_Prompt_
Print every entry exactly as written.

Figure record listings
++++++
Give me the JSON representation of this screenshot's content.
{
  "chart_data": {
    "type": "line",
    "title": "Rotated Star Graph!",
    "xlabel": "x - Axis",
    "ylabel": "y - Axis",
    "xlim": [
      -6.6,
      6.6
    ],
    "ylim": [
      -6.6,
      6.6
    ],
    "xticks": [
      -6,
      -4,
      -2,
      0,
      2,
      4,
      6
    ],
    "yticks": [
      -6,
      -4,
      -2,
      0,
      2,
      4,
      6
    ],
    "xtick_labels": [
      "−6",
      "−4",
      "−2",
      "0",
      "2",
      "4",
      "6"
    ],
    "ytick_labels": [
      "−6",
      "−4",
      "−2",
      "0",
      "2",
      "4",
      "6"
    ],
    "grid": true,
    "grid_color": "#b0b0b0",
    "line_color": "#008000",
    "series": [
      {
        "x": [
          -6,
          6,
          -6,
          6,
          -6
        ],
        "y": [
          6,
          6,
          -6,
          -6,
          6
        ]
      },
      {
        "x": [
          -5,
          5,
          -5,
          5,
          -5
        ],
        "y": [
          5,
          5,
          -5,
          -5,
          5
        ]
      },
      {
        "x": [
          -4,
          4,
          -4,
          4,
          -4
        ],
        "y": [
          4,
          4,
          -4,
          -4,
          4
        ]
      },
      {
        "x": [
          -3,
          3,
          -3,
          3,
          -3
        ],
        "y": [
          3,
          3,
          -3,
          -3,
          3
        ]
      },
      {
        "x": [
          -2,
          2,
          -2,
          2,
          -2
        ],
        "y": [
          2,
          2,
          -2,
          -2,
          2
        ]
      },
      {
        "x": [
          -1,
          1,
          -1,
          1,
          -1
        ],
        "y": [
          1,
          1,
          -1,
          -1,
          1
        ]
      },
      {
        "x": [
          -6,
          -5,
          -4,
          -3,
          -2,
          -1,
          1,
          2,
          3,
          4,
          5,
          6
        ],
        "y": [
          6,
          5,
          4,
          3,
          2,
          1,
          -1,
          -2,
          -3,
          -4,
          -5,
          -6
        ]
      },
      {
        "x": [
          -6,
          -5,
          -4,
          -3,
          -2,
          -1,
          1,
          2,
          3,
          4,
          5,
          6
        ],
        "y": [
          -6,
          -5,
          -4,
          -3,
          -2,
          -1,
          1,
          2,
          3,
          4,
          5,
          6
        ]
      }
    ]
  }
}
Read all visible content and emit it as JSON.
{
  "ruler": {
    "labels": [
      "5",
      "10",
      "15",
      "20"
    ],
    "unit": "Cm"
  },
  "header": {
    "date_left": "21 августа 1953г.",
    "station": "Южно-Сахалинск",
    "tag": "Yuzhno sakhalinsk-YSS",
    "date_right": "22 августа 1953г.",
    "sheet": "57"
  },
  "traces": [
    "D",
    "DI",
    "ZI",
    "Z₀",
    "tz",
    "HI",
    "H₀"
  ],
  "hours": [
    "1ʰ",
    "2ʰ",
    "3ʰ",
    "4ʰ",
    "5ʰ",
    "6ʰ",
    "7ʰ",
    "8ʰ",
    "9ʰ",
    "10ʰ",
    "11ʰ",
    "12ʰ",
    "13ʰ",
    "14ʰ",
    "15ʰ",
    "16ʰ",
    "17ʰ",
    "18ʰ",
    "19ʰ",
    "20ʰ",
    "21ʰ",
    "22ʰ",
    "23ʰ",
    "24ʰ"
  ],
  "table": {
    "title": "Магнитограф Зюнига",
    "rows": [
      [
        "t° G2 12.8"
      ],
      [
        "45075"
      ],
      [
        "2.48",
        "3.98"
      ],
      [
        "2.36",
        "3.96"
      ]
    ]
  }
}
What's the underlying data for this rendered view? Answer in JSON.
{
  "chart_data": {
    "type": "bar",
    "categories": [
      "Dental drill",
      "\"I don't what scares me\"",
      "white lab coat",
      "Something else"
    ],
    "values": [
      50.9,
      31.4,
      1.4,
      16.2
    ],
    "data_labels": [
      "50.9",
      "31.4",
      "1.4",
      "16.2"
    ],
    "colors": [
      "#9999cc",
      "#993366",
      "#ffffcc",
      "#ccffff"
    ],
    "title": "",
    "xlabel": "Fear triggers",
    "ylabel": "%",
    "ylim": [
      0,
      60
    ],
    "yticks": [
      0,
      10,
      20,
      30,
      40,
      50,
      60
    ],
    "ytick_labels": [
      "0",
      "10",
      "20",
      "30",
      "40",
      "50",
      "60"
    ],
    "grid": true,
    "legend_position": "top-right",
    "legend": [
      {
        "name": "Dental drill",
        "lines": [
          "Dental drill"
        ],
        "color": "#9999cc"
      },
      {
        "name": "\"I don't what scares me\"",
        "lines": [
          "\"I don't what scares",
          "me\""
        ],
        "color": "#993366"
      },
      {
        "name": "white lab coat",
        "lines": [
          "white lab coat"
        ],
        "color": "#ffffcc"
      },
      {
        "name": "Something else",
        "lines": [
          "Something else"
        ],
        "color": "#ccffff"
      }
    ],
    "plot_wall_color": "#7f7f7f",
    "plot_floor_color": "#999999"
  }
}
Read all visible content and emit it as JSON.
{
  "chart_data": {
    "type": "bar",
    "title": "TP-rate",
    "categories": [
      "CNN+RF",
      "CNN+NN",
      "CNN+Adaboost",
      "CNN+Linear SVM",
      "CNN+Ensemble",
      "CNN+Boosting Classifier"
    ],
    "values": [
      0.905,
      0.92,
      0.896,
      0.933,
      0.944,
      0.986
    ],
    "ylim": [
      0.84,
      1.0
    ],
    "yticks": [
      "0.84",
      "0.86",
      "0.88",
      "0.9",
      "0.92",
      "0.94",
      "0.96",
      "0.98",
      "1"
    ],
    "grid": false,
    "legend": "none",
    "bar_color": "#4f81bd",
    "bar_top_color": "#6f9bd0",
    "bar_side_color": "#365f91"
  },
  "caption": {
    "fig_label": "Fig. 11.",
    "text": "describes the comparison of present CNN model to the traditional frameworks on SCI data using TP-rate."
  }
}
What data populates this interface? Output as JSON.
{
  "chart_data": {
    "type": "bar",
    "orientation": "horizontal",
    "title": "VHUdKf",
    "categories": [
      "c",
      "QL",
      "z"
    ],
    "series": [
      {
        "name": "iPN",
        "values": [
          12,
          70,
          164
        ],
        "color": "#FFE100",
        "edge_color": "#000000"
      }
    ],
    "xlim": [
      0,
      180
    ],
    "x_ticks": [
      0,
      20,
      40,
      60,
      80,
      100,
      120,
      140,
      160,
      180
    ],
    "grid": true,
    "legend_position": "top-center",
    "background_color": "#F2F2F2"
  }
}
++++++
_Result for this exercise_
Give me the JSON representation of this screenshot's content.
{
  "chart_data": {
    "type": "line",
    "title": "Rotated Star Graph!",
    "xlabel": "x - Axis",
    "ylabel": "y - Axis",
    "xlim": [
      -6.6,
      6.6
    ],
    "ylim": [
      -6.6,
      6.6
    ],
    "xticks": [
      -6,
      -4,
      -2,
      0,
      2,
      4,
      6
    ],
    "yticks": [
      -6,
      -4,
      -2,
      0,
      2,
      4,
      6
    ],
    "xtick_labels": [
      "−6",
      "−4",
      "−2",
      "0",
      "2",
      "4",
      "6"
    ],
    "ytick_labels": [
      "−6",
      "−4",
      "−2",
      "0",
      "2",
      "4",
      "6"
    ],
    "grid": true,
    "grid_color": "#b0b0b0",
    "line_color": "#008000",
    "series": [
      {
        "x": [
          -6,
          6,
          -6,
          6,
          -6
        ],
        "y": [
          6,
          6,
          -6,
          -6,
          6
        ]
      },
      {
        "x": [
          -5,
          5,
          -5,
          5,
          -5
        ],
        "y": [
          5,
          5,
          -5,
          -5,
          5
        ]
      },
      {
        "x": [
          -4,
          4,
          -4,
          4,
          -4
        ],
        "y": [
          4,
          4,
          -4,
          -4,
          4
        ]
      },
      {
        "x": [
          -3,
          3,
          -3,
          3,
          -3
        ],
        "y": [
          3,
          3,
          -3,
          -3,
          3
        ]
      },
      {
        "x": [
          -2,
          2,
          -2,
          2,
          -2
        ],
        "y": [
          2,
          2,
          -2,
          -2,
          2
        ]
      },
      {
        "x": [
          -1,
          1,
          -1,
          1,
          -1
        ],
        "y": [
          1,
          1,
          -1,
          -1,
          1
        ]
      },
      {
        "x": [
          -6,
          -5,
          -4,
          -3,
          -2,
          -1,
          1,
          2,
          3,
          4,
          5,
          6
        ],
        "y": [
          6,
          5,
          4,
          3,
          2,
          1,
          -1,
          -2,
          -3,
          -4,
          -5,
          -6
        ]
      },
      {
        "x": [
          -6,
          -5,
          -4,
          -3,
          -2,
          -1,
          1,
          2,
          3,
          4,
          5,
          6
        ],
        "y": [
          -6,
          -5,
          -4,
          -3,
          -2,
          -1,
          1,
          2,
          3,
          4,
          5,
          6
        ]
      }
    ]
  }
}
Read all visible content and emit it as JSON.
{
  "ruler": {
    "labels": [
      "5",
      "10",
      "15",
      "20"
    ],
    "unit": "Cm"
  },
  "header": {
    "date_left": "21 августа 1953г.",
    "station": "Южно-Сахалинск",
    "tag": "Yuzhno sakhalinsk-YSS",
    "date_right": "22 августа 1953г.",
    "sheet": "57"
  },
  "traces": [
    "D",
    "DI",
    "ZI",
    "Z₀",
    "tz",
    "HI",
    "H₀"
  ],
  "hours": [
    "1ʰ",
    "2ʰ",
    "3ʰ",
    "4ʰ",
    "5ʰ",
    "6ʰ",
    "7ʰ",
    "8ʰ",
    "9ʰ",
    "10ʰ",
    "11ʰ",
    "12ʰ",
    "13ʰ",
    "14ʰ",
    "15ʰ",
    "16ʰ",
    "17ʰ",
    "18ʰ",
    "19ʰ",
    "20ʰ",
    "21ʰ",
    "22ʰ",
    "23ʰ",
    "24ʰ"
  ],
  "table": {
    "title": "Магнитограф Зюнига",
    "rows": [
      [
        "t° G2 12.8"
      ],
      [
        "45075"
      ],
      [
        "2.48",
        "3.98"
      ],
      [
        "2.36",
        "3.96"
      ]
    ]
  }
}
What's the underlying data for this rendered view? Answer in JSON.
{
  "chart_data": {
    "type": "bar",
    "categories": [
      "Dental drill",
      "\"I don't what scares me\"",
      "white lab coat",
      "Something else"
    ],
    "values": [
      50.9,
      31.4,
      1.4,
      16.2
    ],
    "data_labels": [
      "50.9",
      "31.4",
      "1.4",
      "16.2"
    ],
    "colors": [
      "#9999cc",
      "#993366",
      "#ffffcc",
      "#ccffff"
    ],
    "title": "",
    "xlabel": "Fear triggers",
    "ylabel": "%",
    "ylim": [
      0,
      60
    ],
    "yticks": [
      0,
      10,
      20,
      30,
      40,
      50,
      60
    ],
    "ytick_labels": [
      "0",
      "10",
      "20",
      "30",
      "40",
      "50",
      "60"
    ],
    "grid": true,
    "legend_position": "top-right",
    "legend": [
      {
        "name": "Dental drill",
        "lines": [
          "Dental drill"
        ],
        "color": "#9999cc"
      },
      {
        "name": "\"I don't what scares me\"",
        "lines": [
          "\"I don't what scares",
          "me\""
        ],
        "color": "#993366"
      },
      {
        "name": "white lab coat",
        "lines": [
          "white lab coat"
        ],
        "color": "#ffffcc"
      },
      {
        "name": "Something else",
        "lines": [
          "Something else"
        ],
        "color": "#ccffff"
      }
    ],
    "plot_wall_color": "#7f7f7f",
    "plot_floor_color": "#999999"
  }
}
Read all visible content and emit it as JSON.
{
  "chart_data": {
    "type": "bar",
    "title": "TP-rate",
    "categories": [
      "CNN+RF",
      "CNN+NN",
      "CNN+Adaboost",
      "CNN+Linear SVM",
      "CNN+Ensemble",
      "CNN+Boosting Classifier"
    ],
    "values": [
      0.905,
      0.92,
      0.896,
      0.933,
      0.944,
      0.986
    ],
    "ylim": [
      0.84,
      1.0
    ],
    "yticks": [
      "0.84",
      "0.86",
      "0.88",
      "0.9",
      "0.92",
      "0.94",
      "0.96",
      "0.98",
      "1"
    ],
    "grid": false,
    "legend": "none",
    "bar_color": "#4f81bd",
    "bar_top_color": "#6f9bd0",
    "bar_side_color": "#365f91"
  },
  "caption": {
    "fig_label": "Fig. 11.",
    "text": "describes the comparison of present CNN model to the traditional frameworks on SCI data using TP-rate."
  }
}
What data populates this interface? Output as JSON.
{
  "chart_data": {
    "type": "bar",
    "orientation": "horizontal",
    "title": "VHUdKf",
    "categories": [
      "c",
      "QL",
      "z"
    ],
    "series": [
      {
        "name": "iPN",
        "values": [
          12,
          70,
          164
        ],
        "color": "#FFE100",
        "edge_color": "#000000"
      }
    ],
    "xlim": [
      0,
      180
    ],
    "x_ticks": [
      0,
      20,
      40,
      60,
      80,
      100,
      120,
      140,
      160,
      180
    ],
    "grid": true,
    "legend_position": "top-center",
    "background_color": "#F2F2F2"
  }
}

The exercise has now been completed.